Objective: Everything in the listing except the pictures should be written out exactly.
===== Dataset extract =====
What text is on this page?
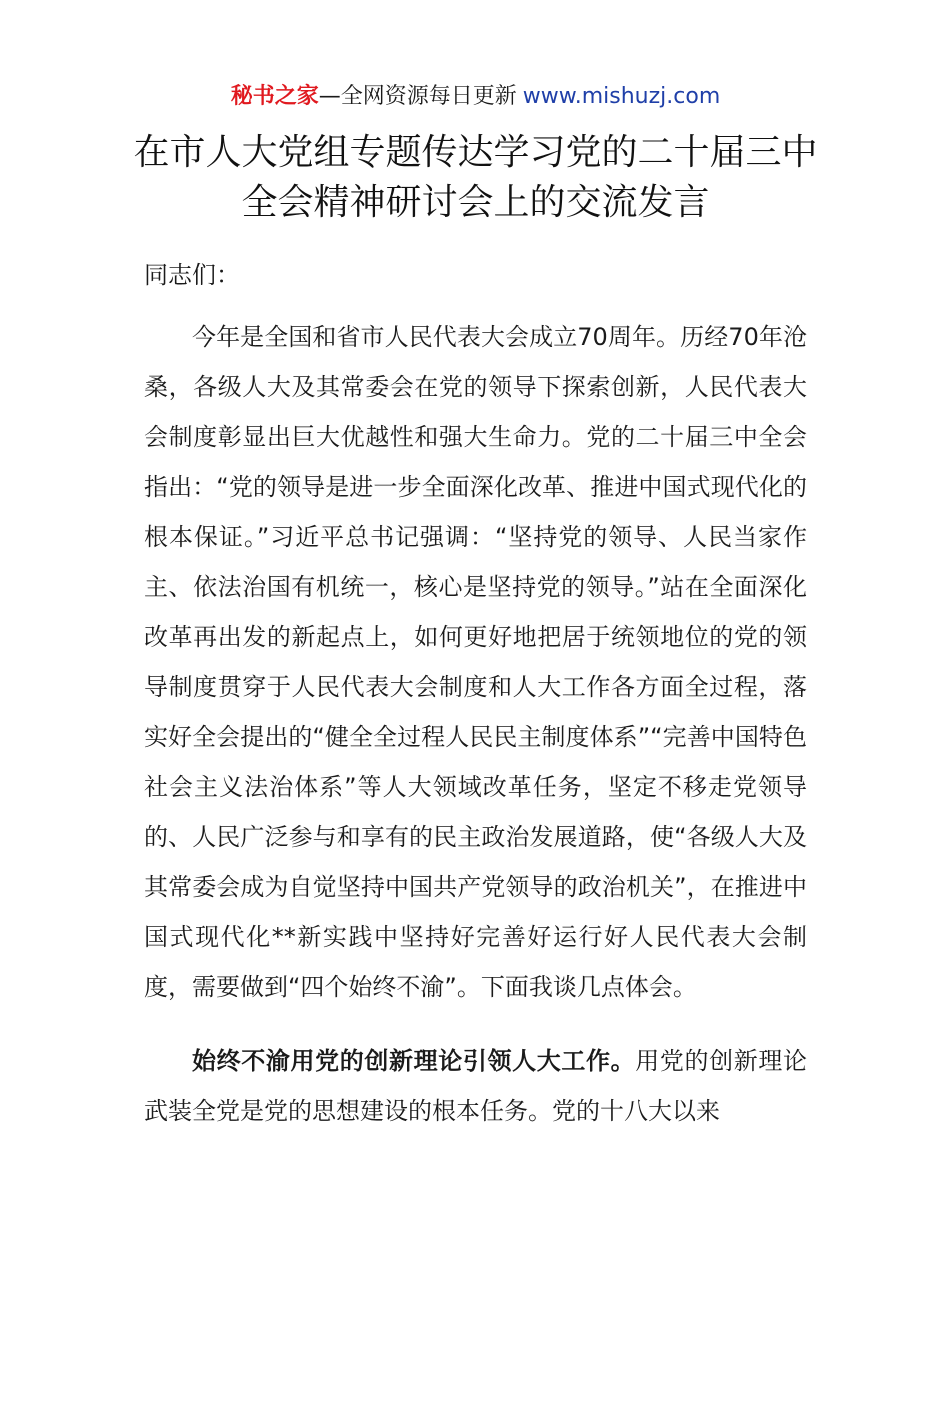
秘书之家—全网资源每日更新 www.mishuzj.com
在市人大党组专题传达学习党的二十届三中全会精神研讨会上的交流发言
同志们：

今年是全国和省市人民代表大会成立70周年。历经70年沧桑，各级人大及其常委会在党的领导下探索创新，人民代表大会制度彰显出巨大优越性和强大生命力。党的二十届三中全会指出：“党的领导是进一步全面深化改革、推进中国式现代化的根本保证。”习近平总书记强调：“坚持党的领导、人民当家作主、依法治国有机统一，核心是坚持党的领导。”站在全面深化改革再出发的新起点上，如何更好地把居于统领地位的党的领导制度贯穿于人民代表大会制度和人大工作各方面全过程，落实好全会提出的“健全全过程人民民主制度体系”“完善中国特色社会主义法治体系”等人大领域改革任务，坚定不移走党领导的、人民广泛参与和享有的民主政治发展道路，使“各级人大及其常委会成为自觉坚持中国共产党领导的政治机关”，在推进中国式现代化**新实践中坚持好完善好运行好人民代表大会制度，需要做到“四个始终不渝”。下面我谈几点体会。

始终不渝用党的创新理论引领人大工作。用党的创新理论武装全党是党的思想建设的根本任务。党的十八大以来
=====
Task answer:
What text is on this page?
秘书之家—全网资源每日更新 www.mishuzj.com
在市人大党组专题传达学习党的二十届三中全会精神研讨会上的交流发言
同志们：

今年是全国和省市人民代表大会成立70周年。历经70年沧桑，各级人大及其常委会在党的领导下探索创新，人民代表大会制度彰显出巨大优越性和强大生命力。党的二十届三中全会指出：“党的领导是进一步全面深化改革、推进中国式现代化的根本保证。”习近平总书记强调：“坚持党的领导、人民当家作主、依法治国有机统一，核心是坚持党的领导。”站在全面深化改革再出发的新起点上，如何更好地把居于统领地位的党的领导制度贯穿于人民代表大会制度和人大工作各方面全过程，落实好全会提出的“健全全过程人民民主制度体系”“完善中国特色社会主义法治体系”等人大领域改革任务，坚定不移走党领导的、人民广泛参与和享有的民主政治发展道路，使“各级人大及其常委会成为自觉坚持中国共产党领导的政治机关”，在推进中国式现代化**新实践中坚持好完善好运行好人民代表大会制度，需要做到“四个始终不渝”。下面我谈几点体会。

始终不渝用党的创新理论引领人大工作。用党的创新理论武装全党是党的思想建设的根本任务。党的十八大以来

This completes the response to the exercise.